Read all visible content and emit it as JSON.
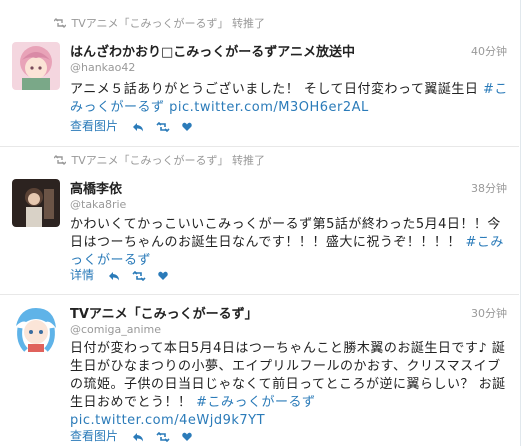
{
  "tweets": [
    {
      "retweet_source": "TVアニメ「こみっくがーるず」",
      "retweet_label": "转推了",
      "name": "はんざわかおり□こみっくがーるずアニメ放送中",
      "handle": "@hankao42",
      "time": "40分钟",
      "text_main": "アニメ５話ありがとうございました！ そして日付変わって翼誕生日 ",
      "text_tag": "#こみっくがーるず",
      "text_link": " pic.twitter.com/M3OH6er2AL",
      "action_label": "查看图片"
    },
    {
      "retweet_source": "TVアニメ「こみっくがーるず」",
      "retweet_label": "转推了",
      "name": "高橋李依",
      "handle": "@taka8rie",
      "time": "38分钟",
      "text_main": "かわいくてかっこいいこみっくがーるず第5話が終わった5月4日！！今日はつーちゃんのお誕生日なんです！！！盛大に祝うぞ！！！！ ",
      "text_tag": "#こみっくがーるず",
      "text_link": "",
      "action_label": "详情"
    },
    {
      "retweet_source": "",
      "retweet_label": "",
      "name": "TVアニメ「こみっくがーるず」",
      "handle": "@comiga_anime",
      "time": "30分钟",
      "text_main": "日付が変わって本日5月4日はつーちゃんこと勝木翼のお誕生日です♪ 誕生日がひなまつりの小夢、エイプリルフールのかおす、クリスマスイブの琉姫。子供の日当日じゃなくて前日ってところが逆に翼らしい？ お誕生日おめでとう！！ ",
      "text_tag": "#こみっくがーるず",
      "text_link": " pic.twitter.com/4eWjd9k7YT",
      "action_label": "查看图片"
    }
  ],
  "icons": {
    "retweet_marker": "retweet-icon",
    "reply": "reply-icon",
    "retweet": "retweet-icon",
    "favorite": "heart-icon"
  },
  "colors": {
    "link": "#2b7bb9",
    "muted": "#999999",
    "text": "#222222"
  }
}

____

CHALLENGE: Write the entries above out again exactly, but not the pictures.

ANSWER BELOW:
Read all visible content and emit it as JSON.
{
  "tweets": [
    {
      "retweet_source": "TVアニメ「こみっくがーるず」",
      "retweet_label": "转推了",
      "name": "はんざわかおり□こみっくがーるずアニメ放送中",
      "handle": "@hankao42",
      "time": "40分钟",
      "text_main": "アニメ５話ありがとうございました！ そして日付変わって翼誕生日 ",
      "text_tag": "#こみっくがーるず",
      "text_link": " pic.twitter.com/M3OH6er2AL",
      "action_label": "查看图片"
    },
    {
      "retweet_source": "TVアニメ「こみっくがーるず」",
      "retweet_label": "转推了",
      "name": "高橋李依",
      "handle": "@taka8rie",
      "time": "38分钟",
      "text_main": "かわいくてかっこいいこみっくがーるず第5話が終わった5月4日！！今日はつーちゃんのお誕生日なんです！！！盛大に祝うぞ！！！！ ",
      "text_tag": "#こみっくがーるず",
      "text_link": "",
      "action_label": "详情"
    },
    {
      "retweet_source": "",
      "retweet_label": "",
      "name": "TVアニメ「こみっくがーるず」",
      "handle": "@comiga_anime",
      "time": "30分钟",
      "text_main": "日付が変わって本日5月4日はつーちゃんこと勝木翼のお誕生日です♪ 誕生日がひなまつりの小夢、エイプリルフールのかおす、クリスマスイブの琉姫。子供の日当日じゃなくて前日ってところが逆に翼らしい？ お誕生日おめでとう！！ ",
      "text_tag": "#こみっくがーるず",
      "text_link": " pic.twitter.com/4eWjd9k7YT",
      "action_label": "查看图片"
    }
  ],
  "icons": {
    "retweet_marker": "retweet-icon",
    "reply": "reply-icon",
    "retweet": "retweet-icon",
    "favorite": "heart-icon"
  },
  "colors": {
    "link": "#2b7bb9",
    "muted": "#999999",
    "text": "#222222"
  }
}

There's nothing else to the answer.